→ **Written request**
Can you write the next part of the interview about investment banking in Eastern Europe, picking up right after its last sentence?
*** Source
Eastern Europe Investment BankingWhen this interview series started awhile back, I expected most submissions to come from Europe since the UK is the second biggest country in terms of readership.

But that didn’t happen – instead, we covered the Middle East (which is awesome) and parts of Asia instead.

This time around, though, we move back toward Europe with an interview from a reader in Eastern Europe (Poland specifically) who broke into the London finance scene.

Read on to learn all about Eastern Europe, why you might want to go to London anyway even if there are hot emerging markets out there, and how you can use ruined travel plans and flight delays to impress bankers.

Introductions & Eastern Europe Recruiting

Q: Can you tell us about your background and how you first got interested in finance?

A: Sure. At the time I was in my final year at a top university in Poland doing a Master’s in Finance and Accounting – a 5-year program, which is common in Europe. I had also done a combined investment banking and corporate banking internship at the Warsaw office of a French bank.

In my first 3 years at university I did a lot of volunteer work, had roles in a lot of student groups, and had lots of other activities and hobbies.

Even though I said “top university” above, it was not well-known outside the region and very few banks actually came there to recruit. You’re at a big disadvantage in Europe if you’re not at one of the top schools in the UK.

Q: So even though it was well-regarded in the country, not many banks came there. Does that mean the recruiting environment in Eastern Europe is not that good? Or is there not as much of a need for bankers there at the moment?

A: Overall the recruiting environment and the investment banking market here are completely different from what you see in the US/UK.

Most large companies in Eastern Europe are still state-owned, so most foreign investment banks that come here advise governments on how to take their holdings public and divest companies.

So, for example, when the Polish government announces plans to sell a large number of companies, the international banks come over here and start pitching themselves while increasing the number of Polish-speaking graduates they recruit (they do still recruit a few candidates each year regardless of the government, but you’re likely to get pigeonholed as the “Central / Eastern Europe banker”).

Since the market is dependent on government announcements, there’s less of a consistent recruiting cycle than in developed countries.

The banks that do come here recruit mostly for investment banking – specifically M&A and ECM – and not as much for other divisions like S&T, PWM, ER, and so on.
******
*** Recorded information
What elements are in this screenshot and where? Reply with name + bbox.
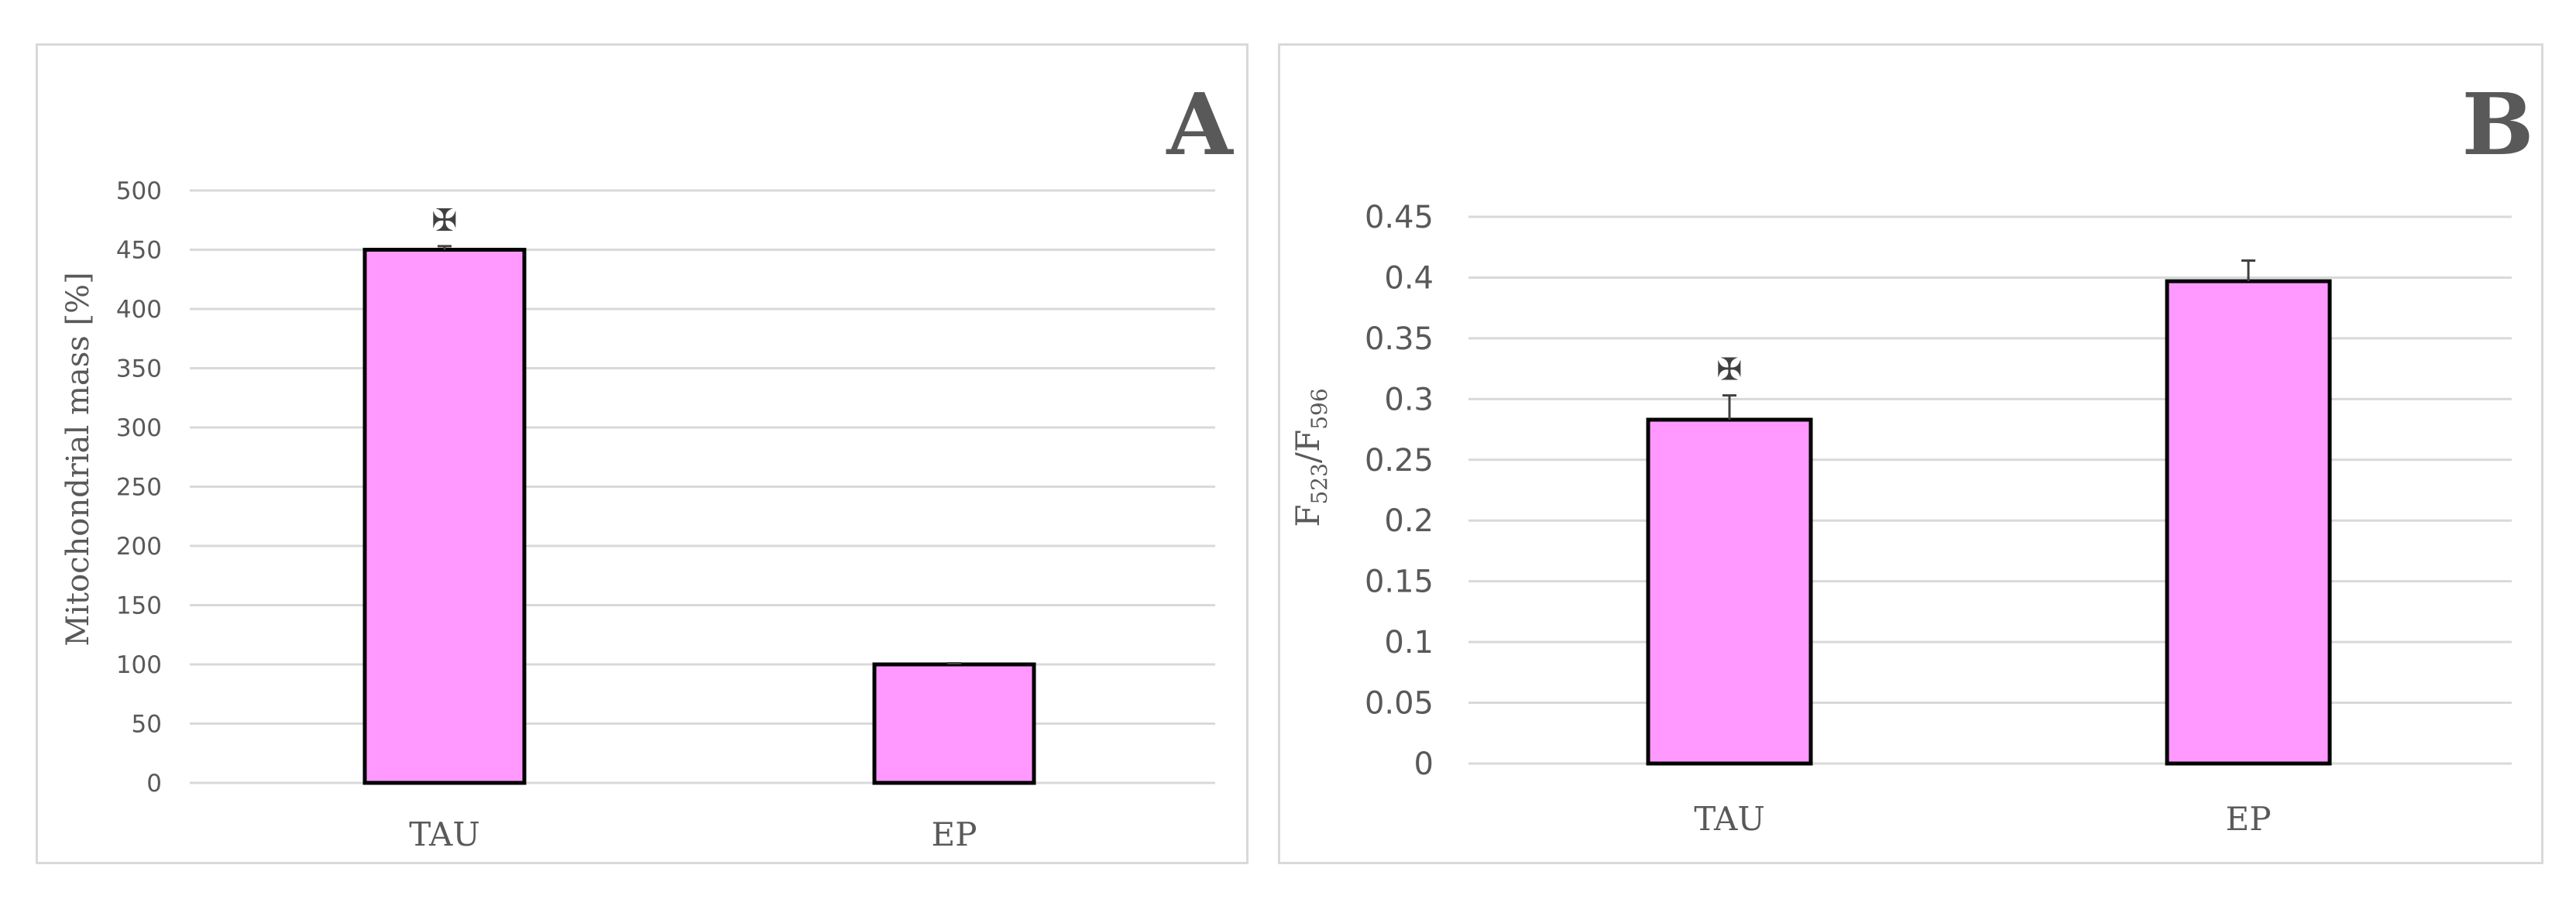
category-label: TAU	[1694, 800, 1764, 838]
y-tick-label: 200	[116, 533, 162, 561]
y-tick-label: 0.05	[1365, 686, 1434, 722]
y-tick-label: 0.25	[1365, 443, 1434, 479]
y-tick-label: 450	[116, 236, 162, 264]
bar-ep	[2165, 279, 2332, 766]
y-tick-label: 0.45	[1365, 200, 1434, 235]
bar-tau	[362, 248, 527, 785]
y-tick-label: 0.1	[1384, 625, 1434, 661]
y-axis-title-a: Mitochondrial mass [%]	[60, 272, 96, 647]
y-tick-label: 0.15	[1365, 565, 1434, 600]
bar-tau	[1646, 417, 1813, 766]
y-tick-label: 350	[116, 355, 162, 383]
y-tick-label: 250	[116, 473, 162, 501]
bar-ep	[872, 662, 1036, 785]
y-tick-label: 300	[116, 414, 162, 442]
panel-label-b: B	[2462, 74, 2534, 174]
y-tick-label: 0	[1414, 746, 1434, 782]
y-axis-title-sub2: 596	[1307, 388, 1332, 429]
chart-b-svg: B F523/F596 0 0.05 0.1 0.15 0.2 0.25 0.3 0.35 0.…	[1289, 74, 2534, 838]
significance-marker: ✠	[431, 203, 458, 239]
chart-a-svg: A Mitochondrial mass [%] 0 50 100 150 200 250…	[60, 74, 1234, 853]
y-axis-title-b: F523/F596	[1289, 388, 1332, 527]
y-tick-label: 0.35	[1365, 321, 1434, 357]
chart-panel-a: A Mitochondrial mass [%] 0 50 100 150 200 250…	[36, 43, 1249, 864]
y-tick-label: 500	[116, 177, 162, 205]
category-label: TAU	[409, 815, 479, 853]
y-tick-label: 0.3	[1384, 382, 1434, 417]
y-axis-title-f1: F	[1289, 505, 1327, 527]
y-tick-label: 150	[116, 592, 162, 619]
y-tick-label: 0.2	[1384, 503, 1434, 539]
y-tick-label: 0.4	[1384, 260, 1434, 296]
significance-marker: ✠	[1716, 352, 1743, 388]
category-label: EP	[2226, 800, 2272, 838]
y-tick-label: 400	[116, 296, 162, 324]
category-label: EP	[932, 815, 977, 853]
y-tick-label: 100	[116, 651, 162, 679]
y-axis-title-sub1: 523	[1307, 463, 1332, 504]
y-tick-label: 0	[146, 770, 162, 798]
y-axis-title-slash: /F	[1289, 430, 1327, 463]
panel-label-a: A	[1166, 74, 1234, 174]
y-tick-label: 50	[132, 710, 162, 738]
chart-panel-b: B F523/F596 0 0.05 0.1 0.15 0.2 0.25 0.3 0.35 0.…	[1278, 43, 2543, 864]
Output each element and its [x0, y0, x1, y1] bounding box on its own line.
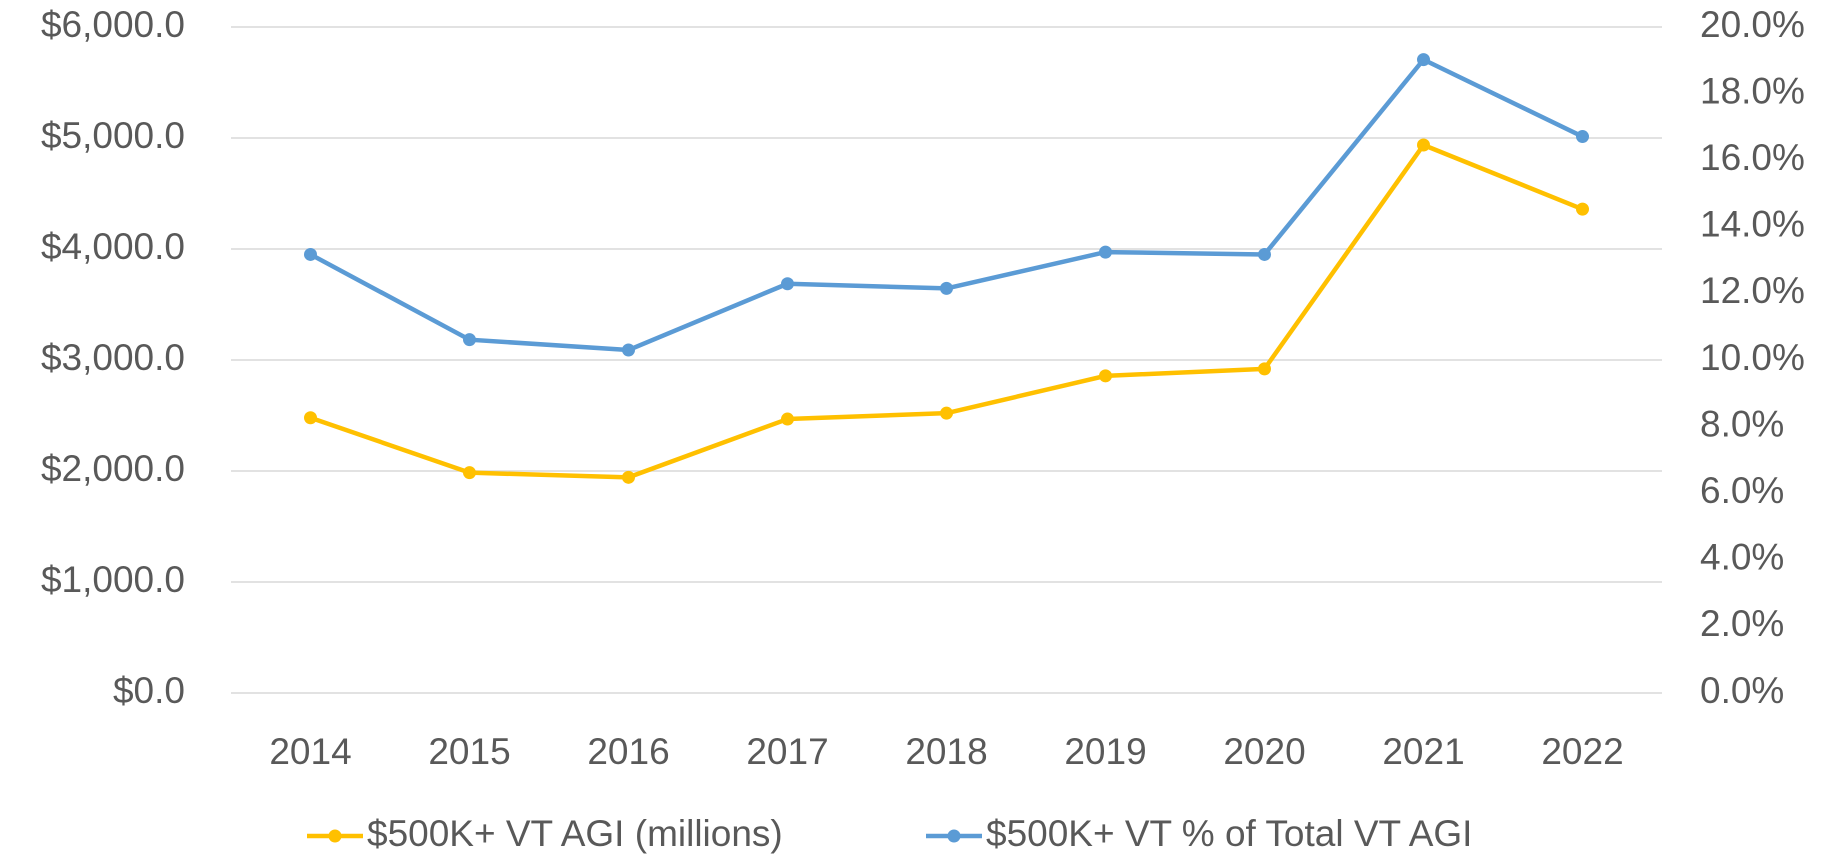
- y2-tick-label: 20.0%: [1700, 4, 1805, 45]
- series-line: [309, 57, 1584, 353]
- y-tick-label: $3,000.0: [41, 337, 185, 378]
- y2-tick-label: 10.0%: [1700, 337, 1805, 378]
- legend-label: $500K+ VT AGI (millions): [367, 813, 783, 854]
- legend-label: $500K+ VT % of Total VT AGI: [986, 813, 1472, 854]
- legend-marker: [947, 829, 961, 843]
- y2-tick-label: 16.0%: [1700, 137, 1805, 178]
- y-tick-label: $6,000.0: [41, 4, 185, 45]
- point: [1576, 130, 1589, 144]
- y-tick-label: $0.0: [113, 670, 185, 711]
- point: [1576, 202, 1589, 216]
- point: [1099, 245, 1112, 259]
- point: [304, 411, 317, 425]
- y2-tick-label: 0.0%: [1700, 670, 1784, 711]
- x-tick-label: 2014: [269, 731, 351, 772]
- y-tick-label: $2,000.0: [41, 448, 185, 489]
- point: [781, 277, 794, 291]
- x-tick-label: 2021: [1382, 731, 1464, 772]
- point: [940, 406, 953, 420]
- y-tick-label: $5,000.0: [41, 115, 185, 156]
- point: [1417, 138, 1430, 152]
- y2-tick-label: 6.0%: [1700, 470, 1784, 511]
- x-tick-label: 2015: [428, 731, 510, 772]
- point: [1258, 362, 1271, 376]
- y-tick-label: $1,000.0: [41, 559, 185, 600]
- point: [622, 470, 635, 484]
- x-tick-label: 2019: [1064, 731, 1146, 772]
- point: [304, 247, 317, 261]
- point: [622, 343, 635, 357]
- y2-tick-label: 12.0%: [1700, 270, 1805, 311]
- x-tick-label: 2020: [1223, 731, 1305, 772]
- y2-tick-label: 18.0%: [1700, 70, 1805, 111]
- point: [463, 333, 476, 347]
- point: [940, 281, 953, 295]
- point: [1099, 369, 1112, 383]
- series-line: [309, 142, 1584, 480]
- y2-tick-label: 4.0%: [1700, 537, 1784, 578]
- y2-tick-label: 2.0%: [1700, 603, 1784, 644]
- y2-tick-label: 8.0%: [1700, 403, 1784, 444]
- y2-tick-label: 14.0%: [1700, 204, 1805, 245]
- x-tick-label: 2017: [746, 731, 828, 772]
- x-tick-label: 2016: [587, 731, 669, 772]
- legend-marker: [328, 829, 342, 843]
- point: [1417, 53, 1430, 67]
- y-tick-label: $4,000.0: [41, 226, 185, 267]
- point: [463, 466, 476, 480]
- point: [781, 412, 794, 426]
- point: [1258, 247, 1271, 261]
- x-tick-label: 2018: [905, 731, 987, 772]
- x-tick-label: 2022: [1541, 731, 1623, 772]
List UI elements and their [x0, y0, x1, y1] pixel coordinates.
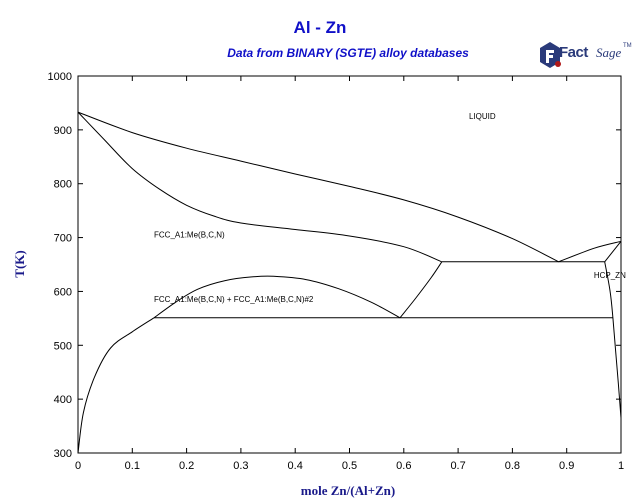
x-tick-label: 0.5 — [342, 460, 357, 472]
x-tick-label: 0.4 — [288, 460, 303, 472]
phase-boundary-fcc-solvus-right — [399, 261, 443, 319]
y-tick-label: 1000 — [48, 71, 72, 83]
x-tick-label: 0.2 — [179, 460, 194, 472]
x-tick-label: 0.8 — [505, 460, 520, 472]
plot-frame — [77, 75, 622, 454]
y-tick-label: 300 — [54, 448, 72, 460]
phase-region-label: LIQUID — [469, 112, 496, 121]
logo-brand-sub: Sage — [596, 45, 622, 60]
phase-region-labels: LIQUID FCC_A1:Me(B,C,N) FCC_A1:Me(B,C,N) +… — [154, 112, 626, 304]
x-tick-label: 0.7 — [450, 460, 465, 472]
phase-region-label: FCC_A1:Me(B,C,N) + FCC_A1:Me(B,C,N)#2 — [154, 295, 314, 304]
y-tick-label: 700 — [54, 233, 72, 245]
phase-region-label: HCP_ZN — [594, 271, 626, 280]
x-tick-label: 1 — [618, 460, 624, 472]
y-tick-label: 800 — [54, 179, 72, 191]
x-tick-label: 0 — [75, 460, 81, 472]
y-axis-ticks: 300 400 500 600 700 800 900 1000 — [48, 71, 621, 460]
chart-subtitle: Data from BINARY (SGTE) alloy databases — [227, 46, 469, 60]
phase-boundaries — [77, 111, 622, 454]
y-tick-label: 600 — [54, 286, 72, 298]
x-tick-label: 0.9 — [559, 460, 574, 472]
phase-boundary-liquidus-left — [77, 111, 559, 263]
phase-boundary-miscibility-gap — [153, 275, 401, 319]
phase-region-label: FCC_A1:Me(B,C,N) — [154, 231, 225, 240]
phase-boundary-liquidus-right — [558, 240, 622, 263]
phase-boundary-fcc-solvus-left — [77, 317, 155, 454]
factsage-logo-icon — [540, 42, 561, 68]
y-tick-label: 500 — [54, 340, 72, 352]
y-axis-label: T(K) — [12, 250, 27, 277]
logo-trademark: TM — [623, 43, 632, 49]
y-tick-label: 400 — [54, 394, 72, 406]
chart-title: Al - Zn — [293, 18, 347, 37]
x-axis-label: mole Zn/(Al+Zn) — [301, 483, 395, 498]
phase-boundary-solidus-fcc — [77, 111, 442, 263]
x-tick-label: 0.3 — [233, 460, 248, 472]
phase-boundary-hcp-solidus — [604, 240, 622, 263]
x-tick-label: 0.1 — [125, 460, 140, 472]
x-tick-label: 0.6 — [396, 460, 411, 472]
phase-boundary-hcp-solvus — [604, 261, 622, 419]
y-tick-label: 900 — [54, 125, 72, 137]
logo-brand-main: Fact — [559, 44, 588, 61]
x-axis-ticks: 0 0.1 0.2 0.3 0.4 0.5 0.6 0.7 0.8 0.9 1 — [75, 76, 624, 472]
factsage-logo: Fact Sage TM — [537, 40, 637, 72]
******
→ **Written response**
In terms of the market as a whole, Poland and Eastern Europe still felt the effects of the credit crunch and financial crisis and lots of banks with Warsaw offices had hiring freezes, with very few graduate opportunities available.

Q: Right, so that’s what motivated you to move to London rather than staying at home?

A: Yes – there just aren’t that many investment banking or even corporate banking opportunities in Eastern Europe. The main banks in the region are retail banks, and most of the big M&A and IPO deals are done in London instead.

Sometimes London-based banks have local partners (for example, a co-lead manager on an IPO) with more specialized expertise – so there are a few investment boutiques and investment/corporate arms of local banks here. But they work on smaller deals, there are no established internships or graduate programs, and the same opportunities don’t exist.

Salary is also important, and as a graduate you can earn up to 5x the local pay in London. And most of the successful senior guys who are doing deals in Poland right now have international experience, mostly in London.

Non-Target University to Internship

Q: So how did you get an internship in London if banks didn’t recruit at your school?

A: In Europe, you can still get interviews by applying online without doing any networking. It is not easy and your application really must be perfect for you to have a chance. And I don’t recommend doing this, especially if you’re in the US or another region where online applications go into a black hole.

To stand out, you need to have previous experience, have an interesting personality, and get lucky – I had the previous banking internship at the Warsaw branch of the French bank and a lot of activities, and all of that came across in my application.

One additional point is that since most people study for 5 years to get a Master’s degree here, they have more time to “build” an interesting CV by getting internships and by being more active in student groups.

Q: Right, so you had the previous experience and an interesting personality… but what about the luck factor?

A: The day I flew to London to attend an assessment center there, my plane had to make an emergency landing and so I was late by around 2 hours.

But that actually worked in my favor – everyone was impressed with how I stayed calm and how I was still able to complete all the numerical tests and group exercises as if nothing had happened.

HR also told everyone about my situation, so bankers heard my story before I even arrived at the office, and then when I arrived they were asking me about it. So that helped me stand out from everyone else there and showed how I could handle stress and deal with the unexpected.

Q: I can already predict that someone will take that story and post a comment below this interview saying, “But that’s ridiculous, that hardly ever happens and he just got really lucky. How can you possibly say that applies to me?” Any thoughts?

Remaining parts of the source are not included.